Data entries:
-=-=-=-=-

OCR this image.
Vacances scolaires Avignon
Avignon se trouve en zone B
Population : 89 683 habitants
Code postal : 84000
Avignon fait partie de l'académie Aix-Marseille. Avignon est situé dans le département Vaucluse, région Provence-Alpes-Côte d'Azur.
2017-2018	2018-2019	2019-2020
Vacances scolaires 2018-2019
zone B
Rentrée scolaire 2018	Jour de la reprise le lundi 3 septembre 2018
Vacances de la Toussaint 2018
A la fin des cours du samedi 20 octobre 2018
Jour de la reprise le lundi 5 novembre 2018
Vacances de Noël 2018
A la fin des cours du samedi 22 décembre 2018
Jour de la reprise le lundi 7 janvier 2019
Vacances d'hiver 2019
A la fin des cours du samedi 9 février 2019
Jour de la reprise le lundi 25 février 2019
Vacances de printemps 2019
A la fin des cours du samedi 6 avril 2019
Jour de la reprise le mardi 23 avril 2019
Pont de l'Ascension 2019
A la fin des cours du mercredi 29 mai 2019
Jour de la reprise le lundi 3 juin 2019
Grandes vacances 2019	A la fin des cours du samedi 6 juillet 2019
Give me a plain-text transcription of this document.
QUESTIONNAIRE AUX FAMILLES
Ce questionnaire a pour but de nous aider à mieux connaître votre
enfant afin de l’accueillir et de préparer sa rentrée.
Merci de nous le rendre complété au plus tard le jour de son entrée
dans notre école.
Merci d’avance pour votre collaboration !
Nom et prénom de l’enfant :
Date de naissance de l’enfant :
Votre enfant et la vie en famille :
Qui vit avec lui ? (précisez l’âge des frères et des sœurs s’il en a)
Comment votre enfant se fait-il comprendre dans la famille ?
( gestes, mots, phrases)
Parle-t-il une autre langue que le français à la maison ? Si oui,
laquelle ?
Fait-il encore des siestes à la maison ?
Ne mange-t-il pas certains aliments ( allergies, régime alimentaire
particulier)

-=-=-=-=-

WORK TO BE COMPLETED:
Output an exact copy of each record.

RESPONSE TO THE TASK:
OCR this image.
Vacances scolaires Avignon
Avignon se trouve en zone B
Population : 89 683 habitants
Code postal : 84000
Avignon fait partie de l'académie Aix-Marseille. Avignon est situé dans le département Vaucluse, région Provence-Alpes-Côte d'Azur.
2017-2018	2018-2019	2019-2020
Vacances scolaires 2018-2019
zone B
Rentrée scolaire 2018	Jour de la reprise le lundi 3 septembre 2018
Vacances de la Toussaint 2018
A la fin des cours du samedi 20 octobre 2018
Jour de la reprise le lundi 5 novembre 2018
Vacances de Noël 2018
A la fin des cours du samedi 22 décembre 2018
Jour de la reprise le lundi 7 janvier 2019
Vacances d'hiver 2019
A la fin des cours du samedi 9 février 2019
Jour de la reprise le lundi 25 février 2019
Vacances de printemps 2019
A la fin des cours du samedi 6 avril 2019
Jour de la reprise le mardi 23 avril 2019
Pont de l'Ascension 2019
A la fin des cours du mercredi 29 mai 2019
Jour de la reprise le lundi 3 juin 2019
Grandes vacances 2019	A la fin des cours du samedi 6 juillet 2019
Give me a plain-text transcription of this document.
QUESTIONNAIRE AUX FAMILLES
Ce questionnaire a pour but de nous aider à mieux connaître votre
enfant afin de l’accueillir et de préparer sa rentrée.
Merci de nous le rendre complété au plus tard le jour de son entrée
dans notre école.
Merci d’avance pour votre collaboration !
Nom et prénom de l’enfant :
Date de naissance de l’enfant :
Votre enfant et la vie en famille :
Qui vit avec lui ? (précisez l’âge des frères et des sœurs s’il en a)
Comment votre enfant se fait-il comprendre dans la famille ?
( gestes, mots, phrases)
Parle-t-il une autre langue que le français à la maison ? Si oui,
laquelle ?
Fait-il encore des siestes à la maison ?
Ne mange-t-il pas certains aliments ( allergies, régime alimentaire
particulier)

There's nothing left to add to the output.